For the entries below, report every line that includes the word "content".

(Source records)
= Beginning of Section =

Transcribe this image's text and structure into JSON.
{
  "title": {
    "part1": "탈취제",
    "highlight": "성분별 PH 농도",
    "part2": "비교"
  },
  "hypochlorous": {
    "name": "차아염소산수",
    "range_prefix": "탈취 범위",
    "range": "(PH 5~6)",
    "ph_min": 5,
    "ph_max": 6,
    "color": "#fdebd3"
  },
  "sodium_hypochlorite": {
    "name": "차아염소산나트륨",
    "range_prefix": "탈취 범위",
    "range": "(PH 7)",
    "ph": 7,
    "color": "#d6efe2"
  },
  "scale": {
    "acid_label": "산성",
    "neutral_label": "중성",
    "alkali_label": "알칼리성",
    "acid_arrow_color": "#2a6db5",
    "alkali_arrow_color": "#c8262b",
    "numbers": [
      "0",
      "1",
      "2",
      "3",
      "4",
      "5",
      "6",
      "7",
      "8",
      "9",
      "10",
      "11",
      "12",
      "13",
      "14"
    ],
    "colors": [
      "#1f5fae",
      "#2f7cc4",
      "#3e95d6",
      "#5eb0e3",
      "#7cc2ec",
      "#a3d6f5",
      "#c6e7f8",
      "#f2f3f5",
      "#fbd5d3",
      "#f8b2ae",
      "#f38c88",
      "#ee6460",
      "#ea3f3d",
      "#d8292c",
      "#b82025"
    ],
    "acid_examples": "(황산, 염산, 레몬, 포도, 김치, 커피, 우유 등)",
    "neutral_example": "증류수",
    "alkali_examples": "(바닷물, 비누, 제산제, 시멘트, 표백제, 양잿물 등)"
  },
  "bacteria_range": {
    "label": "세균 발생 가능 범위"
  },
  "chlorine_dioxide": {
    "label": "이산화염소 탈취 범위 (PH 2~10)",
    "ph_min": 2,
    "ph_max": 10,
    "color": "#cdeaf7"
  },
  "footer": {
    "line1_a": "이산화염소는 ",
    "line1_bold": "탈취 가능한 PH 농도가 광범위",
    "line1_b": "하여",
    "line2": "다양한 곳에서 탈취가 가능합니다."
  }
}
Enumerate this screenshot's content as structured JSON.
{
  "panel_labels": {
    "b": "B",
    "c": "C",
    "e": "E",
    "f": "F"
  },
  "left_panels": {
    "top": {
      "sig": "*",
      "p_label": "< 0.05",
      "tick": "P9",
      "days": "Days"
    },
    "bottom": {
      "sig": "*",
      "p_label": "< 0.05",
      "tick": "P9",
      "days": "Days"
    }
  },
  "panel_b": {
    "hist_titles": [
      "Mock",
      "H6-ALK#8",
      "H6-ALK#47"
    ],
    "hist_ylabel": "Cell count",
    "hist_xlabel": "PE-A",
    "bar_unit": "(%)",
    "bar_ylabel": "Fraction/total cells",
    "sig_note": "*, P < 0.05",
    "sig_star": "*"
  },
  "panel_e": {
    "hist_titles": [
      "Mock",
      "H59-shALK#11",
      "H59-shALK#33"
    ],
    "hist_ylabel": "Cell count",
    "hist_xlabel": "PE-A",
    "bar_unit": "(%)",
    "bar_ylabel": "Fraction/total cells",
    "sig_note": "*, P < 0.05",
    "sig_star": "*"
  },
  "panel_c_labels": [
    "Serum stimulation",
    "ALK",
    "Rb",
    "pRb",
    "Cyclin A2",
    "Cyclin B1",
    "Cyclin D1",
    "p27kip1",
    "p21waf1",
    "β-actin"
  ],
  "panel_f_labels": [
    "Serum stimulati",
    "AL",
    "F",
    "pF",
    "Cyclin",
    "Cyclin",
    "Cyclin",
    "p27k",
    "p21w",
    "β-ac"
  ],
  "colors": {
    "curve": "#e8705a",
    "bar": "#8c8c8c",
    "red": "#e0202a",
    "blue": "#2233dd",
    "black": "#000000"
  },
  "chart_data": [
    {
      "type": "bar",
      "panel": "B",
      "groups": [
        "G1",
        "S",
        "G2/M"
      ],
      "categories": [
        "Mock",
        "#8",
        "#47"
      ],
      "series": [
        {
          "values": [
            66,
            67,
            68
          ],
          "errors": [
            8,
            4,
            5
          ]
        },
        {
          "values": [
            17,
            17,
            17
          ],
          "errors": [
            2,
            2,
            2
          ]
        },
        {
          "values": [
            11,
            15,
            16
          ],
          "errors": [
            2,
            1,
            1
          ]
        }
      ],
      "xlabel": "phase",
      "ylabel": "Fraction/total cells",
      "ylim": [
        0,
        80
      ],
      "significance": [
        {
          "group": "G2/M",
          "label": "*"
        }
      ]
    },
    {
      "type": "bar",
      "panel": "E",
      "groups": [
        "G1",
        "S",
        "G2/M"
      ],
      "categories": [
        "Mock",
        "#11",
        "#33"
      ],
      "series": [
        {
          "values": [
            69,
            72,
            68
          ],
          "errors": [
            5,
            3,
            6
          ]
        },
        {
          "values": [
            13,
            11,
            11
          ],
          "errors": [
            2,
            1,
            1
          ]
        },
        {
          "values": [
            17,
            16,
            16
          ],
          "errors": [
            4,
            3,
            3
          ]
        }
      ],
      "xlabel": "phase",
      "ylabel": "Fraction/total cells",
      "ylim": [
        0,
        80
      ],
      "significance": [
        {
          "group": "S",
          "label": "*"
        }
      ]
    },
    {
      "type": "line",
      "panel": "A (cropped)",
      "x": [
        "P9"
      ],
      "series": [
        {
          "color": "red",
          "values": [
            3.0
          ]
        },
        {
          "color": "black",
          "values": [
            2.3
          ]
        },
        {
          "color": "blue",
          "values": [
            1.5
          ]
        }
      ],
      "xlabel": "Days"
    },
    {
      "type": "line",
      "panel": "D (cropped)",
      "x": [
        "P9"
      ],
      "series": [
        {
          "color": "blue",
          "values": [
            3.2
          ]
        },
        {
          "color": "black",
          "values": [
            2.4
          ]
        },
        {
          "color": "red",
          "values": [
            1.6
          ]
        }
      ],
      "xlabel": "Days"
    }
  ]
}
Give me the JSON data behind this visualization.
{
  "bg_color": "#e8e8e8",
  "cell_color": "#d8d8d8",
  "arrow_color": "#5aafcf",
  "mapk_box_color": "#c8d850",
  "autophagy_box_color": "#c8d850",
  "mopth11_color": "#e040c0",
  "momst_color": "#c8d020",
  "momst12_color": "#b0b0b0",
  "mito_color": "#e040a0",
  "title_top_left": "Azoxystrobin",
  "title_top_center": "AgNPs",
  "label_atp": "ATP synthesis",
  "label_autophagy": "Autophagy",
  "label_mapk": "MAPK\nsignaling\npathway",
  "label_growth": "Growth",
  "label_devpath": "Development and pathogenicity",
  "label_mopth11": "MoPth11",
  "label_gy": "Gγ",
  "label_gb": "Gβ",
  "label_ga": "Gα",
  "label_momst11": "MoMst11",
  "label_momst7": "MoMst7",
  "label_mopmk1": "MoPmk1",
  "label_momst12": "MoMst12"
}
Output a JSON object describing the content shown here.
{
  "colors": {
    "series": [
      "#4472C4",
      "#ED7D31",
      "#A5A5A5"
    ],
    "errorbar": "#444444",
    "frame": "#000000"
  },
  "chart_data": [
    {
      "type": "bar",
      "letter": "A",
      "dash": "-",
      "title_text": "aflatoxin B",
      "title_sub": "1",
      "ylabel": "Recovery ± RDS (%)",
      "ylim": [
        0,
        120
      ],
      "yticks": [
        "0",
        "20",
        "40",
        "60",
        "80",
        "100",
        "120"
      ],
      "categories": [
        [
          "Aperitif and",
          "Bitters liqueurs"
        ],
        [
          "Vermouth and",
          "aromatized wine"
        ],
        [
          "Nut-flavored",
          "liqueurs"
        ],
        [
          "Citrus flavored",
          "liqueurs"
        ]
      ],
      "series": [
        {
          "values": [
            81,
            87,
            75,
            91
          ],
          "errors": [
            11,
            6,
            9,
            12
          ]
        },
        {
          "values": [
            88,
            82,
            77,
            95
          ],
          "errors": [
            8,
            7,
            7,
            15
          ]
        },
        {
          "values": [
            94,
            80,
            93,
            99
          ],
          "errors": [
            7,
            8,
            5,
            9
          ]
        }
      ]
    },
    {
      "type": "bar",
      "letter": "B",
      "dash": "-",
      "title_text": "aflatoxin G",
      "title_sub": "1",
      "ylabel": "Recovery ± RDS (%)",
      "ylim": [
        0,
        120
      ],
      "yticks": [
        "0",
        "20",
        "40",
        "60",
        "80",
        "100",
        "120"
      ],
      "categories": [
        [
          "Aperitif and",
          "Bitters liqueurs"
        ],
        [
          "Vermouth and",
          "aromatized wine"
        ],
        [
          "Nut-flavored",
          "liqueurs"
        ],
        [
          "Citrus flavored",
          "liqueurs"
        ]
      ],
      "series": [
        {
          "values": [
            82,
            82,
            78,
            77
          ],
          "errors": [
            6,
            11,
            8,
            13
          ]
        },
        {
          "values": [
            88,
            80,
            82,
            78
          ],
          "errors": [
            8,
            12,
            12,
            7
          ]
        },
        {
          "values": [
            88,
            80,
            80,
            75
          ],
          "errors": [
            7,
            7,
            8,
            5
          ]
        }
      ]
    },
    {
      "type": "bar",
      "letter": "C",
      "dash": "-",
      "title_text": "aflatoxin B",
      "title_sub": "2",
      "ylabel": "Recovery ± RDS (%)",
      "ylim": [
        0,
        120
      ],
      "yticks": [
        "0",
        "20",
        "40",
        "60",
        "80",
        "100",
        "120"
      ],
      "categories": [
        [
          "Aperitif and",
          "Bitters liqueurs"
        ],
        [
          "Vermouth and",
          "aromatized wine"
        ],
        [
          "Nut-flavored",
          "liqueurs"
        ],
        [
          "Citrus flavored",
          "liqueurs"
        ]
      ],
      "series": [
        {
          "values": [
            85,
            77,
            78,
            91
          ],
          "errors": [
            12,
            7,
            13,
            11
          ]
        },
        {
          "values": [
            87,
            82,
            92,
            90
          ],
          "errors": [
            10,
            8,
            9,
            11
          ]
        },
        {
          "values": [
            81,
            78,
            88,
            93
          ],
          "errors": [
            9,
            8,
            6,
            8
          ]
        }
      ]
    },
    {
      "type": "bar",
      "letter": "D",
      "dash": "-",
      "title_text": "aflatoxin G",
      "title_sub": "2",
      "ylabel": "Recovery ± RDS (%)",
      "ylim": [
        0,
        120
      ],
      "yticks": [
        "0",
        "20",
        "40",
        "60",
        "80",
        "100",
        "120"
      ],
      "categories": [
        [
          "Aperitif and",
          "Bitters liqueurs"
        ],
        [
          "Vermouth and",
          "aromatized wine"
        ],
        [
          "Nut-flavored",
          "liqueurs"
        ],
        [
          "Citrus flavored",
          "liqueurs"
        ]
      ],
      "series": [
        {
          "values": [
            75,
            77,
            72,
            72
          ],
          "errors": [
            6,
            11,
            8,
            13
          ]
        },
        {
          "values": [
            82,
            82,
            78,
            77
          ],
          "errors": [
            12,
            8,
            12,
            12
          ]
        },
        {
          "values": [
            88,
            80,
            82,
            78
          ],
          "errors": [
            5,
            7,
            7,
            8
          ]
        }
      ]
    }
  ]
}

= End of Section =

* TASK RESULT *
Enumerate this screenshot's content as structured JSON.
Output a JSON object describing the content shown here.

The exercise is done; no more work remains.